Aim:
Reproduce every line of the listing as written, apart from the pictures.

Data for this exercise:
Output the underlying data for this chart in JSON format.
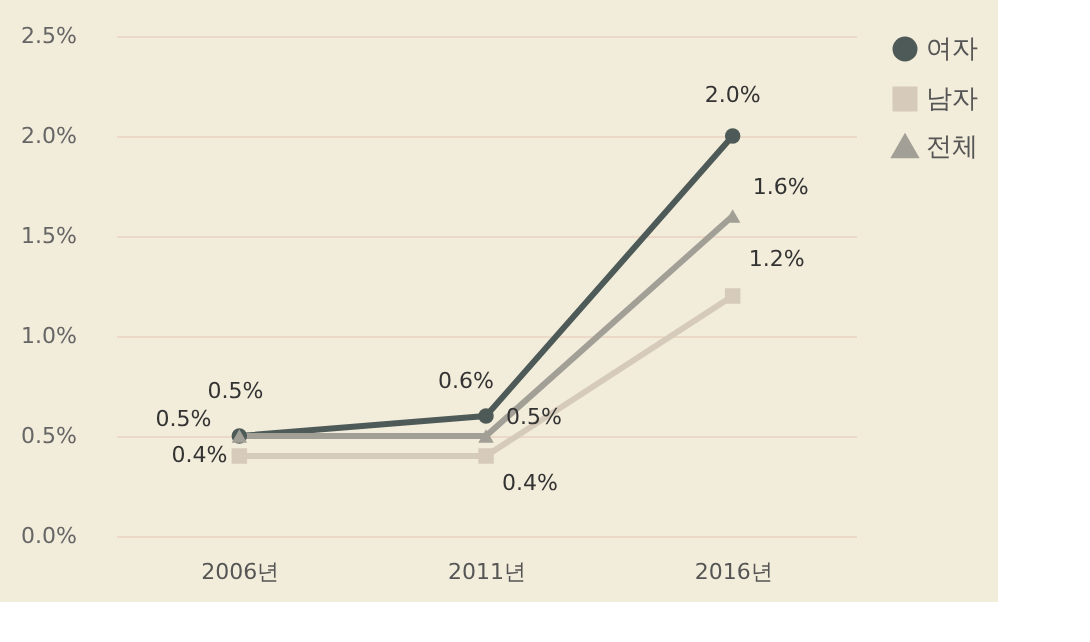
{
  "chart_data": {
    "type": "line",
    "categories": [
      "2006년",
      "2011년",
      "2016년"
    ],
    "series": [
      {
        "name": "여자",
        "color": "#4d5a57",
        "marker": "circle",
        "values": [
          0.5,
          0.6,
          2.0
        ],
        "value_labels": [
          "0.5%",
          "0.6%",
          "2.0%"
        ]
      },
      {
        "name": "남자",
        "color": "#d6cbba",
        "marker": "square",
        "values": [
          0.4,
          0.4,
          1.2
        ],
        "value_labels": [
          "0.4%",
          "0.4%",
          "1.2%"
        ]
      },
      {
        "name": "전체",
        "color": "#a29f96",
        "marker": "triangle",
        "values": [
          0.5,
          0.5,
          1.6
        ],
        "value_labels": [
          "0.5%",
          "0.5%",
          "1.6%"
        ]
      }
    ],
    "ylim": [
      0,
      2.5
    ],
    "yticks": [
      {
        "value": 0,
        "label": "0.0%"
      },
      {
        "value": 0.5,
        "label": "0.5%"
      },
      {
        "value": 1.0,
        "label": "1.0%"
      },
      {
        "value": 1.5,
        "label": "1.5%"
      },
      {
        "value": 2.0,
        "label": "2.0%"
      },
      {
        "value": 2.5,
        "label": "2.5%"
      }
    ],
    "grid": "y",
    "legend": "right",
    "line_style": "solid"
  }
}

Solution for this task:
Output the underlying data for this chart in JSON format.
{
  "chart_data": {
    "type": "line",
    "categories": [
      "2006년",
      "2011년",
      "2016년"
    ],
    "series": [
      {
        "name": "여자",
        "color": "#4d5a57",
        "marker": "circle",
        "values": [
          0.5,
          0.6,
          2.0
        ],
        "value_labels": [
          "0.5%",
          "0.6%",
          "2.0%"
        ]
      },
      {
        "name": "남자",
        "color": "#d6cbba",
        "marker": "square",
        "values": [
          0.4,
          0.4,
          1.2
        ],
        "value_labels": [
          "0.4%",
          "0.4%",
          "1.2%"
        ]
      },
      {
        "name": "전체",
        "color": "#a29f96",
        "marker": "triangle",
        "values": [
          0.5,
          0.5,
          1.6
        ],
        "value_labels": [
          "0.5%",
          "0.5%",
          "1.6%"
        ]
      }
    ],
    "ylim": [
      0,
      2.5
    ],
    "yticks": [
      {
        "value": 0,
        "label": "0.0%"
      },
      {
        "value": 0.5,
        "label": "0.5%"
      },
      {
        "value": 1.0,
        "label": "1.0%"
      },
      {
        "value": 1.5,
        "label": "1.5%"
      },
      {
        "value": 2.0,
        "label": "2.0%"
      },
      {
        "value": 2.5,
        "label": "2.5%"
      }
    ],
    "grid": "y",
    "legend": "right",
    "line_style": "solid"
  }
}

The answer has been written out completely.